- _Page_
---+---

Hornblower's ship, Indefatigable, is in Cádiz when Spain makes peace with France. Since Spain becomes officially neutral, the British ship of war is forced to leave, passing prisoner-rowed galleys still maintained by the conservative Spanish navy. Spain has completed its political turnaround and joined France in an alliance by the time Indefatigable is escorting another ship through the Straits of Gibraltar. When there is a lack of wind and the ships are becalmed, two Spanish galleys ambush them. The galleys are fought off and Hornblower, in command of the jolly boat, helps capture one of them, which gains him promotion to Acting-Lieutenant. Hornblower subsequently attributes the "fighting madness" with which he and his sailors attack the Spanish to an irrational hatred of the galleys.

---+---

- _Brief 1_
Copy the listing verbatim from its opening line through the line containing "user-avatar: [286, 551, 308, 574]", with both ends included.

---+---

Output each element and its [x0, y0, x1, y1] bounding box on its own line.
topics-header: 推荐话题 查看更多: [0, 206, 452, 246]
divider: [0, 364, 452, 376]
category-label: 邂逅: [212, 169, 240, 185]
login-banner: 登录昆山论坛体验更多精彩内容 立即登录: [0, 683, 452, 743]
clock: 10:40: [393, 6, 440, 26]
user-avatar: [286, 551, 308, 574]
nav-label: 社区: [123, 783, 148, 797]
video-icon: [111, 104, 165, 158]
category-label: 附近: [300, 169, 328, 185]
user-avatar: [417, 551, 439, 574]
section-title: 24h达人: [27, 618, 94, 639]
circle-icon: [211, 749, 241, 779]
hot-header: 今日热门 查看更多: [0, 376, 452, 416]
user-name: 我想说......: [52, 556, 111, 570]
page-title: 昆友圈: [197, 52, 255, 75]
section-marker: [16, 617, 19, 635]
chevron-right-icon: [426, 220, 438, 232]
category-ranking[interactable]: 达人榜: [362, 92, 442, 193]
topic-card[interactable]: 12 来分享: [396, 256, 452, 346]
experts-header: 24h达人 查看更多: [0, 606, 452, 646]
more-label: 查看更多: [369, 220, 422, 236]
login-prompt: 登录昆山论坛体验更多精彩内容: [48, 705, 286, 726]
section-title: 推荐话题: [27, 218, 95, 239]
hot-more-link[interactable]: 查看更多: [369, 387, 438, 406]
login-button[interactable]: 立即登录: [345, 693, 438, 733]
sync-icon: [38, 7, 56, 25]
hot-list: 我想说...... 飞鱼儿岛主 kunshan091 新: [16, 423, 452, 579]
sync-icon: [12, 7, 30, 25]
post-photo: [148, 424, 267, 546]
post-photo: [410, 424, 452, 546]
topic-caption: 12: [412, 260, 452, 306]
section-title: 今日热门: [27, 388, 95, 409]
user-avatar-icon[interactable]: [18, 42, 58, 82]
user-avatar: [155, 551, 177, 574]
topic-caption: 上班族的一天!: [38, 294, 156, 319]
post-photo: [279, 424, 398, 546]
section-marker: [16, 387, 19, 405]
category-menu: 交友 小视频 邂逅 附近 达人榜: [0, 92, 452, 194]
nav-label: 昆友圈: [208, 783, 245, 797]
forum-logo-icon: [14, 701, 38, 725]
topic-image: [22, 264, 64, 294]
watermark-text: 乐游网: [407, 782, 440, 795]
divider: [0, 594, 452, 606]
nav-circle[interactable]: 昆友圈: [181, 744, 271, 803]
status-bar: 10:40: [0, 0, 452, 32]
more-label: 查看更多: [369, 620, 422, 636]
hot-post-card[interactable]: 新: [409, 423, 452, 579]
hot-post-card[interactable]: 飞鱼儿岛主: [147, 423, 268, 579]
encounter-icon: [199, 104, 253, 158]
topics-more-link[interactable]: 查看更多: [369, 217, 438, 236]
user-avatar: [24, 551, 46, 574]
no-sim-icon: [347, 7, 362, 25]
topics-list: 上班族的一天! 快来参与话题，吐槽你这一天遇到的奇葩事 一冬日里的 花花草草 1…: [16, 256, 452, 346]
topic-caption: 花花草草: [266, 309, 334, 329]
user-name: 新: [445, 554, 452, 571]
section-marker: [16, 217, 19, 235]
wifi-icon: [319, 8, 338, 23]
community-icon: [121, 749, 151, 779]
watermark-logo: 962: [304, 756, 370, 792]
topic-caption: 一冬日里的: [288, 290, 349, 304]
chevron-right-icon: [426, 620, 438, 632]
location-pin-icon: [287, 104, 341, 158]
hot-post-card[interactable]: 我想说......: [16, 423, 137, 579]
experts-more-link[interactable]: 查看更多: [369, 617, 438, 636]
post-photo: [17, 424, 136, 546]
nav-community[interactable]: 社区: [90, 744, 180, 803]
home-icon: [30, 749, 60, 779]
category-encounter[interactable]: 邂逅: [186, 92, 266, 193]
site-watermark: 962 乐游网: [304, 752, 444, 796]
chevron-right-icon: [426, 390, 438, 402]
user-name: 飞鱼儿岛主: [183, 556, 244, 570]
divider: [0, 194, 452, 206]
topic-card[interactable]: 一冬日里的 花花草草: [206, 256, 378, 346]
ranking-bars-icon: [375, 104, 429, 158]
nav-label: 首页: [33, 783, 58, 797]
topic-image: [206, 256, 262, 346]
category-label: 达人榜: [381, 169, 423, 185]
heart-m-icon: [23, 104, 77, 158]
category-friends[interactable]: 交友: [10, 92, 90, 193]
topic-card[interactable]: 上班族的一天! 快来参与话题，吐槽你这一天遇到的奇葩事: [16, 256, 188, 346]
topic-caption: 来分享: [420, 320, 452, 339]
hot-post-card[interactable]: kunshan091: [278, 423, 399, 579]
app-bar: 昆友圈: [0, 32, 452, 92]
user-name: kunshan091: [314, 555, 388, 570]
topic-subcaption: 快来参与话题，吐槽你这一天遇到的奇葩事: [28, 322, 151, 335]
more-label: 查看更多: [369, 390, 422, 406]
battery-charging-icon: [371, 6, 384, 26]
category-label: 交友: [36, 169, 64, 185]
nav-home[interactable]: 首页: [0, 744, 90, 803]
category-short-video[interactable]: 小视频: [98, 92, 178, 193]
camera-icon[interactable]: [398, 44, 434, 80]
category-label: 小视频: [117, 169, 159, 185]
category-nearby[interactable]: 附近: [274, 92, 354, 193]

---+---

- _Brief 2_
Based on the Hornblower passage, answer yes or no to each statement and quote the words that decide it. (a) Hornblower is promoted to Acting-Lieutenant after helping capture a galley. (b) Three Spanish galleys ambush the becalmed ships. (c) Indefatigable must leave Cádiz because Spain becomes officially neutral.

- _Complete output 1_
Output each element and its [x0, y0, x1, y1] bounding box on its own line.
topics-header: 推荐话题 查看更多: [0, 206, 452, 246]
divider: [0, 364, 452, 376]
category-label: 邂逅: [212, 169, 240, 185]
login-banner: 登录昆山论坛体验更多精彩内容 立即登录: [0, 683, 452, 743]
clock: 10:40: [393, 6, 440, 26]
user-avatar: [286, 551, 308, 574]

- _Complete output 2_
(a) Yes: "helps capture one of them, which gains him promotion to Acting-Lieutenant"
(b) No: "two Spanish galleys ambush them"
(c) Yes: "Since Spain becomes officially neutral, the British ship of war is forced to leave"